§ Brief
Provide the number of lines containing the word "ylabel", and nothing else.

§ Data rows
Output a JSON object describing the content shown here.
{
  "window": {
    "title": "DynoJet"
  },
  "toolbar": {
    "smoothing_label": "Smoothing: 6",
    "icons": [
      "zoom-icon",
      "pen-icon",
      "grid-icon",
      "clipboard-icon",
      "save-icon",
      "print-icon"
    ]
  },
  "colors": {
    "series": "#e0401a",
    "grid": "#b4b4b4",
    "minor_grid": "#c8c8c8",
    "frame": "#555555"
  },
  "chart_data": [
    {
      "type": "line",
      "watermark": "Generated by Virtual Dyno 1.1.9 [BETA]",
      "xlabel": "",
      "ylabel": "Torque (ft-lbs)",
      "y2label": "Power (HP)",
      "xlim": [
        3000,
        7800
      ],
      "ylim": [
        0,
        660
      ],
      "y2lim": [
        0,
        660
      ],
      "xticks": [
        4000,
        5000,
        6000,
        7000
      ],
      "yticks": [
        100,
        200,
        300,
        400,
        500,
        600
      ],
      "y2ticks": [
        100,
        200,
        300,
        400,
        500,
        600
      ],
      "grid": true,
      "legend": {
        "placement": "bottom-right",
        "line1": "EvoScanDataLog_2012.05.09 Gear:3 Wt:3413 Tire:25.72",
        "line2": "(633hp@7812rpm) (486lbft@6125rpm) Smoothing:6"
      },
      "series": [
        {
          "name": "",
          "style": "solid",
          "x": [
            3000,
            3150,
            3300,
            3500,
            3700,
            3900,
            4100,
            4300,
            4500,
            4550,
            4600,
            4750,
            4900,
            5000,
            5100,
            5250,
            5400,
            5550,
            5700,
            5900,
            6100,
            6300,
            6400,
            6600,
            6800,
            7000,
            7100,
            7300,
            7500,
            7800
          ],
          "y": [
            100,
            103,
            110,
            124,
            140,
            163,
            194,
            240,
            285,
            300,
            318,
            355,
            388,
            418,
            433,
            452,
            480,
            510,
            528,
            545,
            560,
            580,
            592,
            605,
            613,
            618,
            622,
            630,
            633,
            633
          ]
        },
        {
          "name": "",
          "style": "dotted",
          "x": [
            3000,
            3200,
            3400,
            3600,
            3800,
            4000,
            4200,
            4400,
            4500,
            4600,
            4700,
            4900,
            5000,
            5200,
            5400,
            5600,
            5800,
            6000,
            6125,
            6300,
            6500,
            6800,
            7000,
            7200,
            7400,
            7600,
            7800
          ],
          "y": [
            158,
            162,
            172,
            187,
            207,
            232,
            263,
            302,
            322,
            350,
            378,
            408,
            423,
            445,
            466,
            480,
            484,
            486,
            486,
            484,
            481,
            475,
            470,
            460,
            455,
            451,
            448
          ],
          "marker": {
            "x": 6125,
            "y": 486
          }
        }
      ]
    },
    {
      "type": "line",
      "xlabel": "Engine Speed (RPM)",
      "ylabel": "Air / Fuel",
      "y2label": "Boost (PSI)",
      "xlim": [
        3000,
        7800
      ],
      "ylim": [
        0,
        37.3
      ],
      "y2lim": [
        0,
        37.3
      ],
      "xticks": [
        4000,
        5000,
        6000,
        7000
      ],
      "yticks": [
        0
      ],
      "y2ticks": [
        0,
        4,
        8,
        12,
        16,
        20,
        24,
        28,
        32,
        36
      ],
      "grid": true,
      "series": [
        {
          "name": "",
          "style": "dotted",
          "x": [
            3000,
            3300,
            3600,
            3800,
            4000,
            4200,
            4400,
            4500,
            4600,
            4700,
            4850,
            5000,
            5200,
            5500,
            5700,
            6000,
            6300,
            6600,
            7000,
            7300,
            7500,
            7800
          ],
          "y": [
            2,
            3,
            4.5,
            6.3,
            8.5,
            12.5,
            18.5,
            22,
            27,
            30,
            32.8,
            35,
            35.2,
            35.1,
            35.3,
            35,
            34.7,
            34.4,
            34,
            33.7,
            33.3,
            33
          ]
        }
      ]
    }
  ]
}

§ Answer to the task
2